Records from a collection:
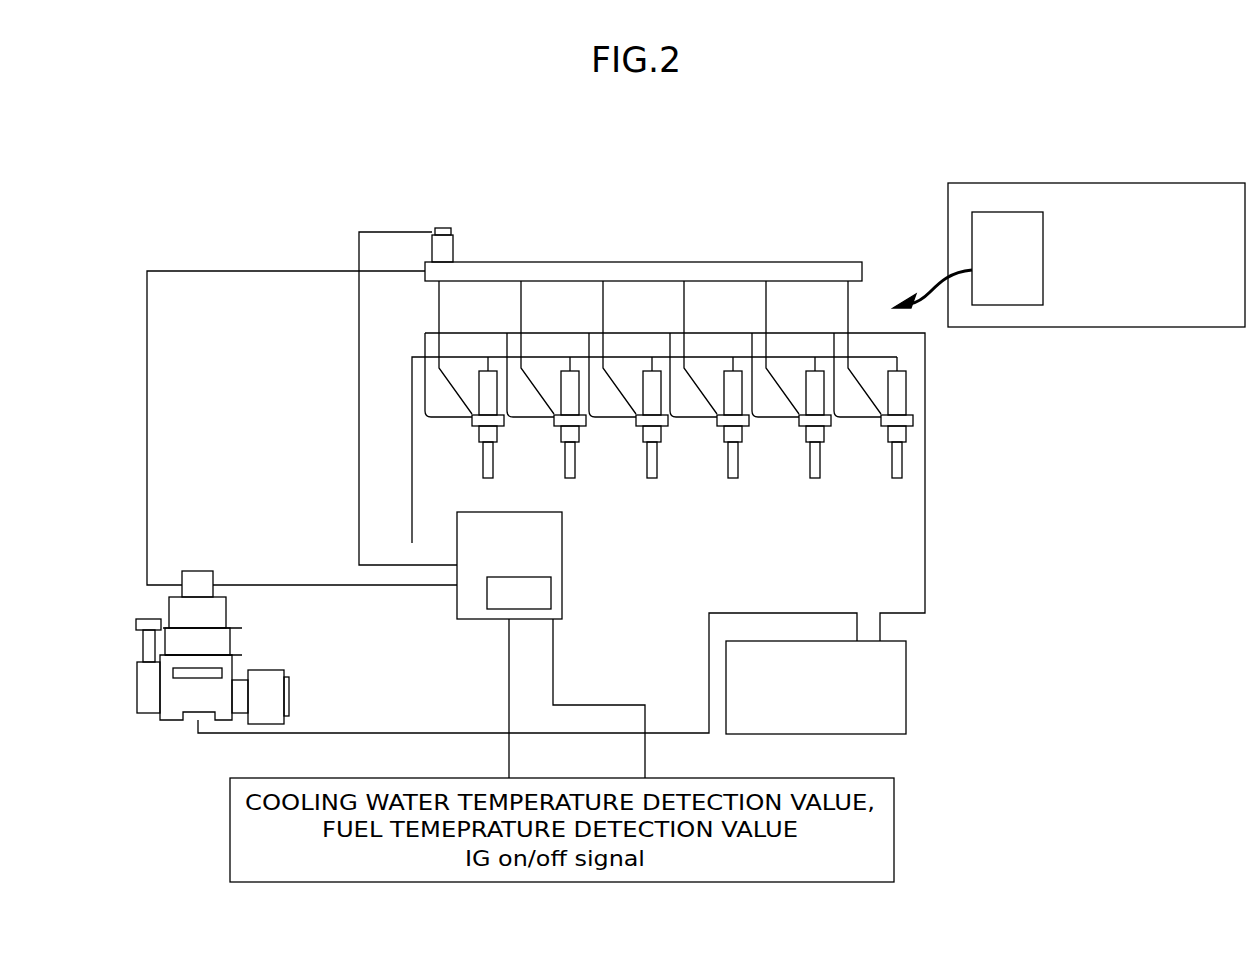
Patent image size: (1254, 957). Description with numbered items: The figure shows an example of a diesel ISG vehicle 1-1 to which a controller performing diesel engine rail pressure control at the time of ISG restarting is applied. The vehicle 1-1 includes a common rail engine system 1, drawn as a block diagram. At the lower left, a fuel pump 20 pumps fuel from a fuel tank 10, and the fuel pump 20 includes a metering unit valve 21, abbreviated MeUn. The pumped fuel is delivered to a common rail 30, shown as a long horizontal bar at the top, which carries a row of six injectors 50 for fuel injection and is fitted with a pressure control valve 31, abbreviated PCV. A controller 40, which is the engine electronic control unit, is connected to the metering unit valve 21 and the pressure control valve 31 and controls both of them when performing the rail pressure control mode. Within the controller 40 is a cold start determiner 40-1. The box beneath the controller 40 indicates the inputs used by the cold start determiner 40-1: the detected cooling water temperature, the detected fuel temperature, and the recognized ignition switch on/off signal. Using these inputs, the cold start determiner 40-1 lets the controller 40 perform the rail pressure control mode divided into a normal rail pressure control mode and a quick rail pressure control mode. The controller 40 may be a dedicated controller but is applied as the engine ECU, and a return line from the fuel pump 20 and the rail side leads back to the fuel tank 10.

The common rail engine system 1 is at (968, 260).
The diesel ISG vehicle 1-1 is at (1168, 330).
The fuel tank 10 is at (893, 688).
The fuel pump 20 is at (177, 710).
The metering unit valve 21 is at (196, 577).
The common rail 30 is at (652, 272).
The pressure control valve 31 is at (440, 243).
The controller 40 is at (542, 548).
The cold start determiner 40-1 is at (536, 590).
The injector 50 is at (898, 432).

- Aim of the exercise: Repeat the records above with "rail pressure control" switched to "rail pressure regulation" and every other word left as it is. Leave out the pictures.

- Answer for the task:
Patent image size: (1254, 957). Description with numbered items: The figure shows an example of a diesel ISG vehicle 1-1 to which a controller performing diesel engine rail pressure regulation at the time of ISG restarting is applied. The vehicle 1-1 includes a common rail engine system 1, drawn as a block diagram. At the lower left, a fuel pump 20 pumps fuel from a fuel tank 10, and the fuel pump 20 includes a metering unit valve 21, abbreviated MeUn. The pumped fuel is delivered to a common rail 30, shown as a long horizontal bar at the top, which carries a row of six injectors 50 for fuel injection and is fitted with a pressure control valve 31, abbreviated PCV. A controller 40, which is the engine electronic control unit, is connected to the metering unit valve 21 and the pressure control valve 31 and controls both of them when performing the rail pressure regulation mode. Within the controller 40 is a cold start determiner 40-1. The box beneath the controller 40 indicates the inputs used by the cold start determiner 40-1: the detected cooling water temperature, the detected fuel temperature, and the recognized ignition switch on/off signal. Using these inputs, the cold start determiner 40-1 lets the controller 40 perform the rail pressure regulation mode divided into a normal rail pressure regulation mode and a quick rail pressure regulation mode. The controller 40 may be a dedicated controller but is applied as the engine ECU, and a return line from the fuel pump 20 and the rail side leads back to the fuel tank 10.

The common rail engine system 1 is at (968, 260).
The diesel ISG vehicle 1-1 is at (1168, 330).
The fuel tank 10 is at (893, 688).
The fuel pump 20 is at (177, 710).
The metering unit valve 21 is at (196, 577).
The common rail 30 is at (652, 272).
The pressure control valve 31 is at (440, 243).
The controller 40 is at (542, 548).
The cold start determiner 40-1 is at (536, 590).
The injector 50 is at (898, 432).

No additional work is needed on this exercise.